AIM
Without the pictures, set down every line of the data exactly.

INFORMATION PROVIDED
────────

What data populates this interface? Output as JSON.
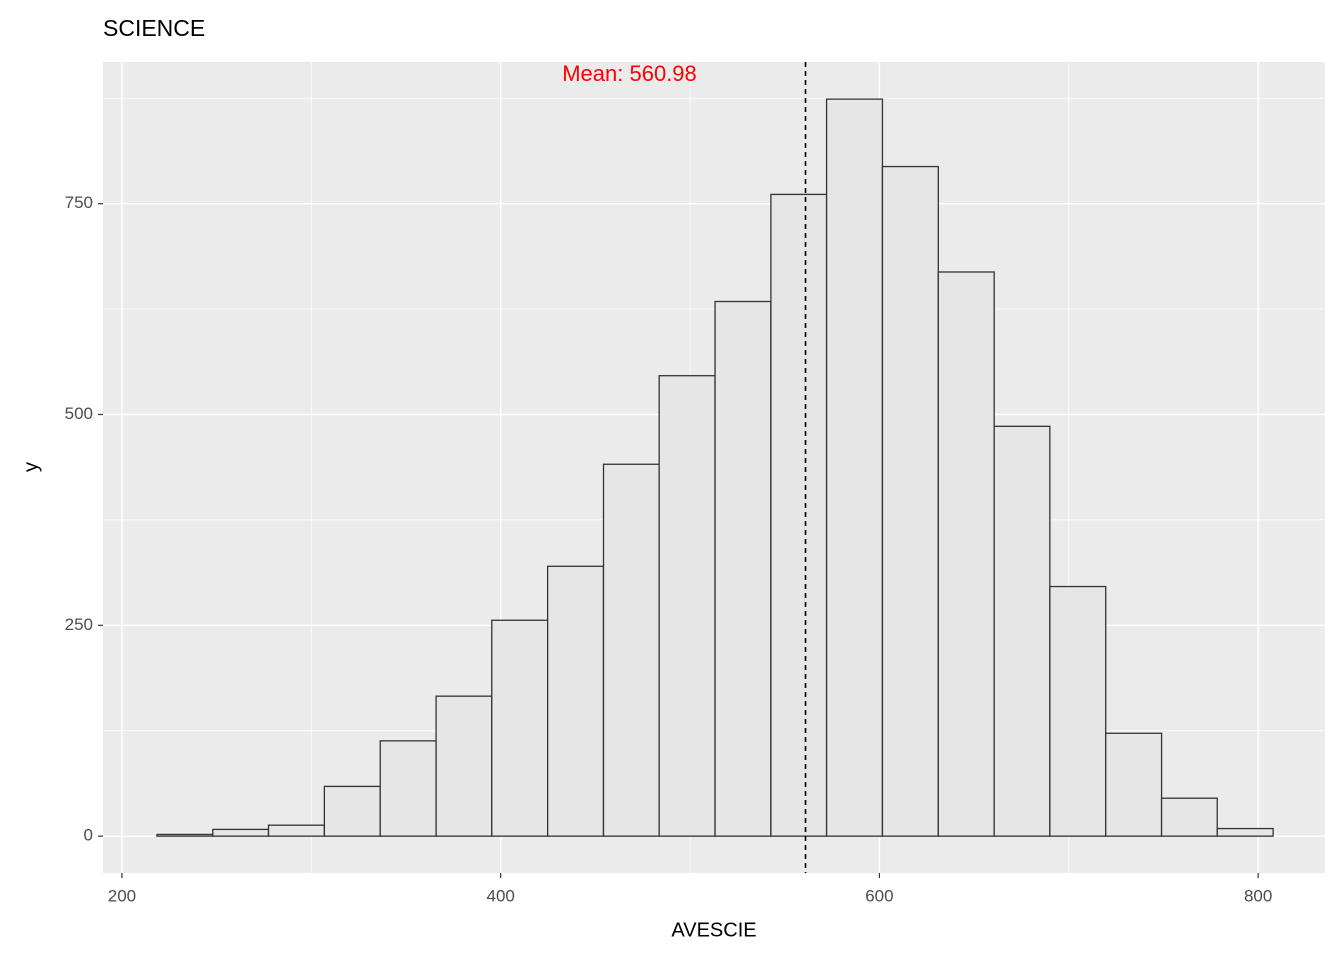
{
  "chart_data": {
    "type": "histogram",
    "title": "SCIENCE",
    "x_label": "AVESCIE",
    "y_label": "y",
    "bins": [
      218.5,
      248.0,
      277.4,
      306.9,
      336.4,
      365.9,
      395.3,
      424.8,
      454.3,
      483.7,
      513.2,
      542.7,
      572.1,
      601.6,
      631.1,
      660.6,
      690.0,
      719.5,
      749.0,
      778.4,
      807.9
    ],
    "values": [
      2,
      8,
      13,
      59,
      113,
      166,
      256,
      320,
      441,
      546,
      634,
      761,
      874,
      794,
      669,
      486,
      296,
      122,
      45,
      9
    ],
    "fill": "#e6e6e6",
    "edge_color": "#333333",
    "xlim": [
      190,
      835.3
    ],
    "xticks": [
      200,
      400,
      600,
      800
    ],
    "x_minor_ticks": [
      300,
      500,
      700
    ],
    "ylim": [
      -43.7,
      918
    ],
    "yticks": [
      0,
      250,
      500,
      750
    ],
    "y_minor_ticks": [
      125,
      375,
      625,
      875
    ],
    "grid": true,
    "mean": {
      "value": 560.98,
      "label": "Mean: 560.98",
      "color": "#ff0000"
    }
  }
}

────────

EXERCISE RESULT
What data populates this interface? Output as JSON.
{
  "chart_data": {
    "type": "histogram",
    "title": "SCIENCE",
    "x_label": "AVESCIE",
    "y_label": "y",
    "bins": [
      218.5,
      248.0,
      277.4,
      306.9,
      336.4,
      365.9,
      395.3,
      424.8,
      454.3,
      483.7,
      513.2,
      542.7,
      572.1,
      601.6,
      631.1,
      660.6,
      690.0,
      719.5,
      749.0,
      778.4,
      807.9
    ],
    "values": [
      2,
      8,
      13,
      59,
      113,
      166,
      256,
      320,
      441,
      546,
      634,
      761,
      874,
      794,
      669,
      486,
      296,
      122,
      45,
      9
    ],
    "fill": "#e6e6e6",
    "edge_color": "#333333",
    "xlim": [
      190,
      835.3
    ],
    "xticks": [
      200,
      400,
      600,
      800
    ],
    "x_minor_ticks": [
      300,
      500,
      700
    ],
    "ylim": [
      -43.7,
      918
    ],
    "yticks": [
      0,
      250,
      500,
      750
    ],
    "y_minor_ticks": [
      125,
      375,
      625,
      875
    ],
    "grid": true,
    "mean": {
      "value": 560.98,
      "label": "Mean: 560.98",
      "color": "#ff0000"
    }
  }
}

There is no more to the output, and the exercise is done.